*** Listed records ***

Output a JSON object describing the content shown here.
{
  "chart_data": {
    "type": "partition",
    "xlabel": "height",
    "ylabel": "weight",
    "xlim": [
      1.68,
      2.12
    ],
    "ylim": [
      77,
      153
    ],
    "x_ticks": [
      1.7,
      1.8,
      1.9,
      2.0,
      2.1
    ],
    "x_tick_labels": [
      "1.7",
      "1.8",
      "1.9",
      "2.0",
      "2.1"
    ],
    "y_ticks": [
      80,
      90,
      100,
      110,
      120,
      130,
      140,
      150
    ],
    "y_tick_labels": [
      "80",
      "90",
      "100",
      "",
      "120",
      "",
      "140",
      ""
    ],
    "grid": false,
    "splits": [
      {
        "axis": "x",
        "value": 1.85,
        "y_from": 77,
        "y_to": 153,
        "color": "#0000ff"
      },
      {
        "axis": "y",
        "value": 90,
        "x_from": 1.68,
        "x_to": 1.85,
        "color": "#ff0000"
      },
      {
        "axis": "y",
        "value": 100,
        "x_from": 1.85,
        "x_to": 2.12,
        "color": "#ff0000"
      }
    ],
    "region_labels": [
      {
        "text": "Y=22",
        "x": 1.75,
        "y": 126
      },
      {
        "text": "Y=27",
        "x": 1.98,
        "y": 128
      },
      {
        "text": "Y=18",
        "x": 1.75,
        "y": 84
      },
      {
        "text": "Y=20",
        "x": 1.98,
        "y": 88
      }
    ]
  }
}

***

## What to produce
Each record above must be given again exactly.

## Task output
Output a JSON object describing the content shown here.
{
  "chart_data": {
    "type": "partition",
    "xlabel": "height",
    "ylabel": "weight",
    "xlim": [
      1.68,
      2.12
    ],
    "ylim": [
      77,
      153
    ],
    "x_ticks": [
      1.7,
      1.8,
      1.9,
      2.0,
      2.1
    ],
    "x_tick_labels": [
      "1.7",
      "1.8",
      "1.9",
      "2.0",
      "2.1"
    ],
    "y_ticks": [
      80,
      90,
      100,
      110,
      120,
      130,
      140,
      150
    ],
    "y_tick_labels": [
      "80",
      "90",
      "100",
      "",
      "120",
      "",
      "140",
      ""
    ],
    "grid": false,
    "splits": [
      {
        "axis": "x",
        "value": 1.85,
        "y_from": 77,
        "y_to": 153,
        "color": "#0000ff"
      },
      {
        "axis": "y",
        "value": 90,
        "x_from": 1.68,
        "x_to": 1.85,
        "color": "#ff0000"
      },
      {
        "axis": "y",
        "value": 100,
        "x_from": 1.85,
        "x_to": 2.12,
        "color": "#ff0000"
      }
    ],
    "region_labels": [
      {
        "text": "Y=22",
        "x": 1.75,
        "y": 126
      },
      {
        "text": "Y=27",
        "x": 1.98,
        "y": 128
      },
      {
        "text": "Y=18",
        "x": 1.75,
        "y": 84
      },
      {
        "text": "Y=20",
        "x": 1.98,
        "y": 88
      }
    ]
  }
}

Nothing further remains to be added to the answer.